Return the listing below word for word.

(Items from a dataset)

>>>>>

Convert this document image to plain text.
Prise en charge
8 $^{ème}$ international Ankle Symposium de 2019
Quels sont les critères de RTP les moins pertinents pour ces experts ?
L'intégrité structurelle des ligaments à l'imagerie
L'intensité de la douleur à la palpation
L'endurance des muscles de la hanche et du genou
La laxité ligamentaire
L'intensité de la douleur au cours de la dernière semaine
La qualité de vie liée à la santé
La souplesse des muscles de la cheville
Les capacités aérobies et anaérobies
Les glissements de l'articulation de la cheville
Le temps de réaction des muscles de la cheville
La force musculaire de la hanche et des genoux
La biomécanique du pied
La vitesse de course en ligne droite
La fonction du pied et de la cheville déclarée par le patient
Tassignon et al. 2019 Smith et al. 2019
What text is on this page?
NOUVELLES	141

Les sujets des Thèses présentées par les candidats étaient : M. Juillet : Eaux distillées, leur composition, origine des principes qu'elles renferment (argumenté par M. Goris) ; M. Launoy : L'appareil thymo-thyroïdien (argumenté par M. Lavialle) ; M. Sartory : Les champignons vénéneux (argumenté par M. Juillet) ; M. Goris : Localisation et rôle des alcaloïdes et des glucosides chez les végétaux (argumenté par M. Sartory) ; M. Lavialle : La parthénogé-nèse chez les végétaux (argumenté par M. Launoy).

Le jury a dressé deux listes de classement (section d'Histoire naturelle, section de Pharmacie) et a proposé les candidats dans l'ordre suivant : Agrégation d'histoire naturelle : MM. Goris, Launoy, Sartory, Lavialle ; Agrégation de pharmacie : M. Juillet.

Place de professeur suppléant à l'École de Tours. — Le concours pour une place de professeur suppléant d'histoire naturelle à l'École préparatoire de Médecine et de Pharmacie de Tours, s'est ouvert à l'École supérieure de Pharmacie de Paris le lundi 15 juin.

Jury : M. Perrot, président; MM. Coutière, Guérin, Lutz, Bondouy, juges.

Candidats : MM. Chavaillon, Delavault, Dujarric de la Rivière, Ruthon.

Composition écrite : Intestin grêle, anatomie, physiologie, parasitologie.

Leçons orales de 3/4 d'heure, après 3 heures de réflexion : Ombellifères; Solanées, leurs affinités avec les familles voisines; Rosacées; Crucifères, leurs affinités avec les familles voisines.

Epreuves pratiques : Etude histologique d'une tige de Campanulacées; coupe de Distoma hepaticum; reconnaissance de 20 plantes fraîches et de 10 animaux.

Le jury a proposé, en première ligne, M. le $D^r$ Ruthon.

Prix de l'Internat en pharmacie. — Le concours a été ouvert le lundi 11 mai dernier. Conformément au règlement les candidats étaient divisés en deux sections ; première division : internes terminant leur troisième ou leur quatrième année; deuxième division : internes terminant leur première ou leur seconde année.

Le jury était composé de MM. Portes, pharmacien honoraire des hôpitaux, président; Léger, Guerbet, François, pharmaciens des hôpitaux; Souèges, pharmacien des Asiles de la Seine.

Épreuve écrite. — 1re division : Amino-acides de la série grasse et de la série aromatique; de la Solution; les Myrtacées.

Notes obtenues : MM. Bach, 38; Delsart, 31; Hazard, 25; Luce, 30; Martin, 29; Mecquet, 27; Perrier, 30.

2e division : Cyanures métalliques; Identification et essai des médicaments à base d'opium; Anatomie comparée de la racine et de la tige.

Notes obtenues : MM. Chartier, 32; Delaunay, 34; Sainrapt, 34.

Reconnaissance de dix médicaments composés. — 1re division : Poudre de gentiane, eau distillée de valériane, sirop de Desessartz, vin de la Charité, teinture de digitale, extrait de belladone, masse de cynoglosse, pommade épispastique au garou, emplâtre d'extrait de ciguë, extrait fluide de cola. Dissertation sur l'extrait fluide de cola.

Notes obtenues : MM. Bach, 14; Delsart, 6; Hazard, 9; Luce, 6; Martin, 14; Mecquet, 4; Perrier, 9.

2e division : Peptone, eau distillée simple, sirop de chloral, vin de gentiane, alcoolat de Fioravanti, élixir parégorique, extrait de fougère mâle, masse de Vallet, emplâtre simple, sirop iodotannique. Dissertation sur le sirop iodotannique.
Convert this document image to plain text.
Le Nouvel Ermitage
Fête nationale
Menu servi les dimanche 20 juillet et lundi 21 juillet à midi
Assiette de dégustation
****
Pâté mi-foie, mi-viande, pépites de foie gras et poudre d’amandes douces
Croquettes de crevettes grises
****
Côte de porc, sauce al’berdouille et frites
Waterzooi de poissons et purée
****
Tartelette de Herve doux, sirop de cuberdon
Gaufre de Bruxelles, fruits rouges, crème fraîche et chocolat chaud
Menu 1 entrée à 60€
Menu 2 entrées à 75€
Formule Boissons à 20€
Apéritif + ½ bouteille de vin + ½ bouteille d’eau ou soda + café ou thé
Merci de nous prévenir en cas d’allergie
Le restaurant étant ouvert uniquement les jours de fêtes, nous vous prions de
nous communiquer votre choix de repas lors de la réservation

<<<<<

*Written solution*
Convert this document image to plain text.
Prise en charge
8 $^{ème}$ international Ankle Symposium de 2019
Quels sont les critères de RTP les moins pertinents pour ces experts ?
L'intégrité structurelle des ligaments à l'imagerie
L'intensité de la douleur à la palpation
L'endurance des muscles de la hanche et du genou
La laxité ligamentaire
L'intensité de la douleur au cours de la dernière semaine
La qualité de vie liée à la santé
La souplesse des muscles de la cheville
Les capacités aérobies et anaérobies
Les glissements de l'articulation de la cheville
Le temps de réaction des muscles de la cheville
La force musculaire de la hanche et des genoux
La biomécanique du pied
La vitesse de course en ligne droite
La fonction du pied et de la cheville déclarée par le patient
Tassignon et al. 2019 Smith et al. 2019
What text is on this page?
NOUVELLES	141

Les sujets des Thèses présentées par les candidats étaient : M. Juillet : Eaux distillées, leur composition, origine des principes qu'elles renferment (argumenté par M. Goris) ; M. Launoy : L'appareil thymo-thyroïdien (argumenté par M. Lavialle) ; M. Sartory : Les champignons vénéneux (argumenté par M. Juillet) ; M. Goris : Localisation et rôle des alcaloïdes et des glucosides chez les végétaux (argumenté par M. Sartory) ; M. Lavialle : La parthénogé-nèse chez les végétaux (argumenté par M. Launoy).

Le jury a dressé deux listes de classement (section d'Histoire naturelle, section de Pharmacie) et a proposé les candidats dans l'ordre suivant : Agrégation d'histoire naturelle : MM. Goris, Launoy, Sartory, Lavialle ; Agrégation de pharmacie : M. Juillet.

Place de professeur suppléant à l'École de Tours. — Le concours pour une place de professeur suppléant d'histoire naturelle à l'École préparatoire de Médecine et de Pharmacie de Tours, s'est ouvert à l'École supérieure de Pharmacie de Paris le lundi 15 juin.

Jury : M. Perrot, président; MM. Coutière, Guérin, Lutz, Bondouy, juges.

Candidats : MM. Chavaillon, Delavault, Dujarric de la Rivière, Ruthon.

Composition écrite : Intestin grêle, anatomie, physiologie, parasitologie.

Leçons orales de 3/4 d'heure, après 3 heures de réflexion : Ombellifères; Solanées, leurs affinités avec les familles voisines; Rosacées; Crucifères, leurs affinités avec les familles voisines.

Epreuves pratiques : Etude histologique d'une tige de Campanulacées; coupe de Distoma hepaticum; reconnaissance de 20 plantes fraîches et de 10 animaux.

Le jury a proposé, en première ligne, M. le $D^r$ Ruthon.

Prix de l'Internat en pharmacie. — Le concours a été ouvert le lundi 11 mai dernier. Conformément au règlement les candidats étaient divisés en deux sections ; première division : internes terminant leur troisième ou leur quatrième année; deuxième division : internes terminant leur première ou leur seconde année.

Le jury était composé de MM. Portes, pharmacien honoraire des hôpitaux, président; Léger, Guerbet, François, pharmaciens des hôpitaux; Souèges, pharmacien des Asiles de la Seine.

Épreuve écrite. — 1re division : Amino-acides de la série grasse et de la série aromatique; de la Solution; les Myrtacées.

Notes obtenues : MM. Bach, 38; Delsart, 31; Hazard, 25; Luce, 30; Martin, 29; Mecquet, 27; Perrier, 30.

2e division : Cyanures métalliques; Identification et essai des médicaments à base d'opium; Anatomie comparée de la racine et de la tige.

Notes obtenues : MM. Chartier, 32; Delaunay, 34; Sainrapt, 34.

Reconnaissance de dix médicaments composés. — 1re division : Poudre de gentiane, eau distillée de valériane, sirop de Desessartz, vin de la Charité, teinture de digitale, extrait de belladone, masse de cynoglosse, pommade épispastique au garou, emplâtre d'extrait de ciguë, extrait fluide de cola. Dissertation sur l'extrait fluide de cola.

Notes obtenues : MM. Bach, 14; Delsart, 6; Hazard, 9; Luce, 6; Martin, 14; Mecquet, 4; Perrier, 9.

2e division : Peptone, eau distillée simple, sirop de chloral, vin de gentiane, alcoolat de Fioravanti, élixir parégorique, extrait de fougère mâle, masse de Vallet, emplâtre simple, sirop iodotannique. Dissertation sur le sirop iodotannique.
Convert this document image to plain text.
Le Nouvel Ermitage
Fête nationale
Menu servi les dimanche 20 juillet et lundi 21 juillet à midi
Assiette de dégustation
****
Pâté mi-foie, mi-viande, pépites de foie gras et poudre d’amandes douces
Croquettes de crevettes grises
****
Côte de porc, sauce al’berdouille et frites
Waterzooi de poissons et purée
****
Tartelette de Herve doux, sirop de cuberdon
Gaufre de Bruxelles, fruits rouges, crème fraîche et chocolat chaud
Menu 1 entrée à 60€
Menu 2 entrées à 75€
Formule Boissons à 20€
Apéritif + ½ bouteille de vin + ½ bouteille d’eau ou soda + café ou thé
Merci de nous prévenir en cas d’allergie
Le restaurant étant ouvert uniquement les jours de fêtes, nous vous prions de
nous communiquer votre choix de repas lors de la réservation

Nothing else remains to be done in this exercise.